**Record extracts:**
•••••

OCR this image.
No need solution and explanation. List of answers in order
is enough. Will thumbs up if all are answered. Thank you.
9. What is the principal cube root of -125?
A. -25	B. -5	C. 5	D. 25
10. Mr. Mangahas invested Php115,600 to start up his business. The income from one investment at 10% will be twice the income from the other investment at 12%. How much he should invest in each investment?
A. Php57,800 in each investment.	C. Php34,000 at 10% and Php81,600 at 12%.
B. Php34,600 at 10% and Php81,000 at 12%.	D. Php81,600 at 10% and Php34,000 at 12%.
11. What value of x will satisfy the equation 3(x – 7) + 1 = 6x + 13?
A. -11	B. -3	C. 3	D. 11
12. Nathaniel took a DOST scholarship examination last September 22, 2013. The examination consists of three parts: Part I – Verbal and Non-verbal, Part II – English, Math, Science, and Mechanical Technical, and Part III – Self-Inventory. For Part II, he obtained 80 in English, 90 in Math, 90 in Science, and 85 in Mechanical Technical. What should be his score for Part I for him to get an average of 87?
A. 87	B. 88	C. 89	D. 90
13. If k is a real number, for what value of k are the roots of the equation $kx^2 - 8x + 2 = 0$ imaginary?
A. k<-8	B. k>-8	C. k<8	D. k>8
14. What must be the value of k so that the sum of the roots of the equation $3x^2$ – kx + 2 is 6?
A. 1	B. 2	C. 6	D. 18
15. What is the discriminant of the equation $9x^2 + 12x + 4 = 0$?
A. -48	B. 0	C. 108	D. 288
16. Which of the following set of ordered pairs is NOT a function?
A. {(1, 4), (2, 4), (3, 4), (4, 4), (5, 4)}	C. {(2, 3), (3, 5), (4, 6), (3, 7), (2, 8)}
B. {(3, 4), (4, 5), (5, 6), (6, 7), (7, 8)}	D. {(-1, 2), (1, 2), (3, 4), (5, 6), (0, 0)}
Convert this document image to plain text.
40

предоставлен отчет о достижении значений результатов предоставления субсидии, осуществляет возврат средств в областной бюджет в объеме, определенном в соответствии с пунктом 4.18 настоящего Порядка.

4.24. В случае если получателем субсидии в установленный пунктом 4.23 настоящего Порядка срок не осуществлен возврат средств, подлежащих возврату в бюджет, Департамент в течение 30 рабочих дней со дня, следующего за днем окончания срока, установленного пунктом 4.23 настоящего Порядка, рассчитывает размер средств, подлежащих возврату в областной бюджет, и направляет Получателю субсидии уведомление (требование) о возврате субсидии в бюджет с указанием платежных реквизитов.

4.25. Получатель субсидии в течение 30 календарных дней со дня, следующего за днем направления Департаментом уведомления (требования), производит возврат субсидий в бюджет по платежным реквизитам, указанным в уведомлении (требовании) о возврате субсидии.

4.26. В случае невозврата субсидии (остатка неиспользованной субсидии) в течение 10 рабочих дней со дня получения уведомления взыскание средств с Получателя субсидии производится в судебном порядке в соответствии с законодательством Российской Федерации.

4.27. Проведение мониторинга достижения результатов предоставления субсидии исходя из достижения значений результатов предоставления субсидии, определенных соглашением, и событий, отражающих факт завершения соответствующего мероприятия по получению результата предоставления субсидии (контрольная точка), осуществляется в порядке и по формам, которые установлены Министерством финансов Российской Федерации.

•••••

**Exercise task:** Gather, from the listing above, every line carrying the word "roots".

**Response to the task:**
13. If k is a real number, for what value of k are the roots of the equation $kx^2 - 8x + 2 = 0$ imaginary?
14. What must be the value of k so that the sum of the roots of the equation $3x^2$ – kx + 2 is 6?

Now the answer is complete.